| Orientação |
Segundo o artigo, o que cria efetivamente a fraternidade entre as civilizações, como entre as pessoas?

| Artigo |
■ ■ ■ ■

Na encíclica afirma-se que “entre as civilizações, como entre as pessoas, um diálogo sincero cria efetivamente a fraternidade”. Uma afirmação que talvez compreendamos melhor hoje do que há quarenta anos. Um motivo a mais para recordar e difundir essa encíclica mesmo entre aqueles que infelizmente profetizam e, às vezes, até desejam e provocam “conflitos de civilizações” dos quais a humanidade não sente absolutamente necessidade.

Qual é a atualidade da Populorum progressio?

■ ■ ■ ■

| Dados fornecidos |
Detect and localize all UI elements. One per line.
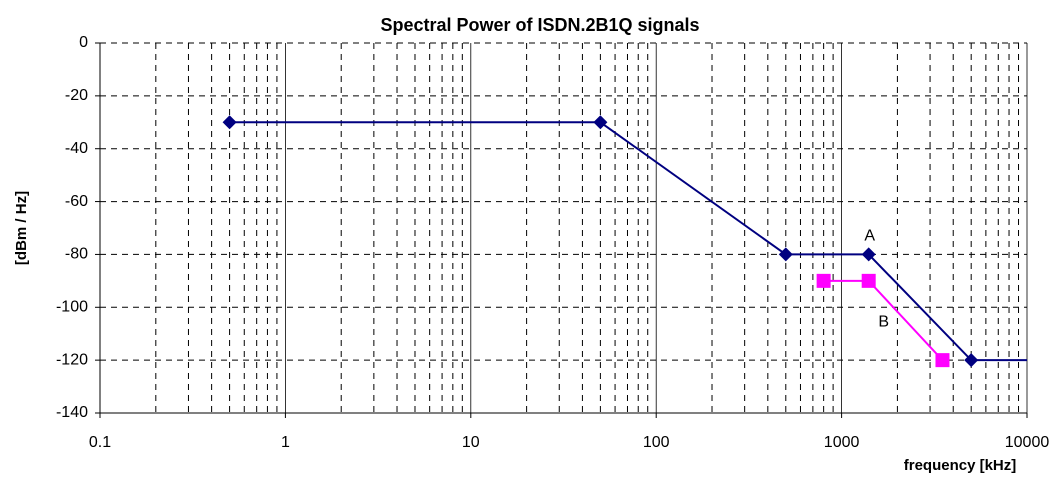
x-tick-label: 10 — [462, 434, 480, 451]
y-tick-label: 0 — [79, 34, 88, 51]
marker — [778, 247, 793, 262]
x-tick-label: 1 — [281, 434, 290, 451]
chart-title: Spectral Power of ISDN.2B1Q signals — [380, 15, 699, 35]
x-tick-label: 100 — [643, 434, 670, 451]
y-tick-label: -60 — [65, 193, 88, 210]
x-tick-label: 1000 — [824, 434, 860, 451]
y-axis-label: [dBm / Hz] — [13, 191, 30, 265]
y-tick-label: -120 — [56, 351, 88, 368]
x-tick-label: 0.1 — [89, 434, 111, 451]
marker — [935, 353, 950, 368]
y-tick-label: -100 — [56, 299, 88, 316]
marker — [816, 273, 831, 288]
y-tick-label: -20 — [65, 87, 88, 104]
series-label: A — [864, 228, 875, 245]
series-label: B — [878, 314, 889, 331]
marker — [964, 353, 979, 368]
y-tick-label: -140 — [56, 404, 88, 421]
y-tick-label: -40 — [65, 140, 88, 157]
marker — [222, 115, 237, 130]
marker — [593, 115, 608, 130]
marker — [861, 273, 876, 288]
x-axis-label: frequency [kHz] — [904, 457, 1017, 474]
marker — [861, 247, 876, 262]
series-line — [229, 121, 1027, 362]
y-tick-label: -80 — [65, 246, 88, 263]
x-tick-label: 10000 — [1005, 434, 1050, 451]
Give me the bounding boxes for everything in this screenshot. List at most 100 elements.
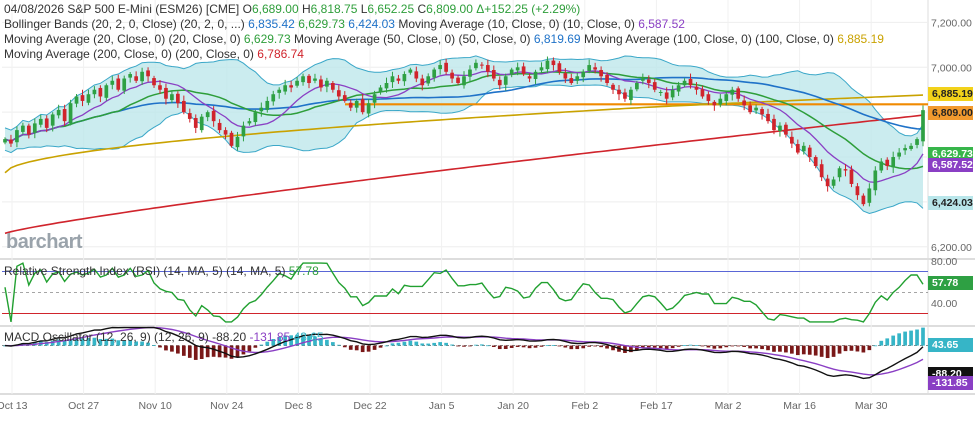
candle-body xyxy=(831,179,836,186)
candle-body xyxy=(664,92,669,99)
low-value: 6,652.25 xyxy=(367,2,415,16)
badge-ma100: 6,885.19 xyxy=(928,87,973,101)
candle-body xyxy=(557,63,562,72)
candle-body xyxy=(187,113,192,119)
macd-histogram-bar xyxy=(688,344,693,346)
candle-body xyxy=(146,70,150,77)
candle-body xyxy=(485,65,490,72)
candle-body xyxy=(801,145,806,152)
macd-line xyxy=(4,326,924,380)
close-value: 6,809.00 xyxy=(426,2,473,16)
candle-body xyxy=(825,178,830,187)
macd-histogram-bar xyxy=(676,345,681,347)
macd-histogram-bar xyxy=(390,343,395,346)
ma200-label: Moving Average (200, Close, 0) (200, Clo… xyxy=(4,47,254,61)
macd-histogram-bar xyxy=(849,345,854,351)
macd-histogram-bar xyxy=(468,345,472,347)
macd-histogram-bar xyxy=(819,345,824,357)
macd-histogram-bar xyxy=(301,334,305,346)
candle-body xyxy=(354,100,359,108)
low-label: L xyxy=(360,2,368,16)
candle-body xyxy=(784,124,788,135)
macd-histogram-bar xyxy=(414,341,419,346)
macd-histogram-bar xyxy=(772,345,776,352)
candle-body xyxy=(56,109,61,116)
candle-body xyxy=(623,92,627,99)
macd-histogram-bar xyxy=(599,345,603,348)
candle-body xyxy=(229,132,234,146)
macd-histogram-bar xyxy=(187,345,192,358)
macd-histogram-bar xyxy=(778,345,782,352)
macd-histogram-bar xyxy=(545,345,550,347)
macd-histogram-bar xyxy=(74,338,79,346)
badge-macd-signal: -131.85 xyxy=(928,376,973,390)
candle-body xyxy=(122,78,127,91)
candle-body xyxy=(9,139,13,144)
candle-body xyxy=(450,72,454,79)
macd-histogram-bar xyxy=(176,345,180,354)
macd-histogram-bar xyxy=(754,345,758,349)
candle-body xyxy=(372,94,377,103)
candle-body xyxy=(593,67,597,70)
candle-body xyxy=(700,89,705,97)
macd-histogram-bar xyxy=(181,345,186,356)
badge-ma10: 6,587.52 xyxy=(928,158,973,172)
macd-histogram-bar xyxy=(438,342,443,346)
macd-histogram-bar xyxy=(354,345,359,351)
rsi-tick-label: 40.00 xyxy=(931,298,957,310)
macd-histogram-bar xyxy=(360,345,365,353)
macd-histogram-bar xyxy=(861,345,866,353)
candle-body xyxy=(241,125,246,137)
macd-histogram-bar xyxy=(694,345,699,346)
macd-histogram-bar xyxy=(342,345,347,348)
candle-body xyxy=(80,95,85,101)
candle-body xyxy=(843,169,848,171)
macd-histogram-bar xyxy=(152,345,156,346)
macd-histogram-bar xyxy=(855,345,860,352)
candle-body xyxy=(790,136,794,144)
candle-body xyxy=(885,159,890,167)
macd-histogram-bar xyxy=(867,345,872,351)
candle-body xyxy=(742,100,747,106)
candle-body xyxy=(772,118,776,131)
macd-histogram-bar xyxy=(790,345,794,354)
candle-body xyxy=(140,71,144,82)
macd-histogram-bar xyxy=(646,345,651,348)
macd-histogram-bar xyxy=(265,341,270,346)
macd-histogram-bar xyxy=(807,345,812,355)
candle-body xyxy=(599,69,603,77)
macd-histogram-bar xyxy=(569,345,574,350)
macd-histogram-bar xyxy=(21,343,25,346)
macd-v2: -131.85 xyxy=(249,330,291,344)
bb-lower-value: 6,424.03 xyxy=(348,17,395,31)
macd-histogram-bar xyxy=(384,345,389,347)
bb-mid-value: 6,629.73 xyxy=(298,17,345,31)
x-tick-label: Nov 24 xyxy=(210,400,243,412)
candle-body xyxy=(289,85,293,88)
candle-body xyxy=(408,69,413,73)
candle-body xyxy=(426,76,431,84)
macd-histogram-bar xyxy=(134,341,138,346)
macd-histogram-bar xyxy=(801,345,806,355)
macd-histogram-bar xyxy=(122,340,127,346)
ma50-label: Moving Average (50, Close, 0) (50, Close… xyxy=(293,32,531,46)
macd-histogram-bar xyxy=(730,345,735,347)
macd-histogram-bar xyxy=(879,340,884,346)
badge-last: 6,809.00 xyxy=(928,106,973,120)
macd-histogram-bar xyxy=(557,345,562,347)
candle-body xyxy=(569,78,574,84)
candle-body xyxy=(438,65,443,70)
macd-histogram-bar xyxy=(68,339,73,346)
candle-body xyxy=(38,118,43,125)
candle-body xyxy=(581,71,586,78)
macd-histogram-bar xyxy=(146,342,150,346)
macd-histogram-bar xyxy=(223,345,228,358)
candle-body xyxy=(295,80,299,86)
macd-histogram-bar xyxy=(56,339,61,346)
macd-histogram-bar xyxy=(682,345,687,346)
macd-histogram-bar xyxy=(658,345,663,349)
macd-histogram-bar xyxy=(527,345,532,349)
macd-histogram-bar xyxy=(664,345,669,350)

■ ■ ■ ■

| Resposta correta |
Um diálogo sincero.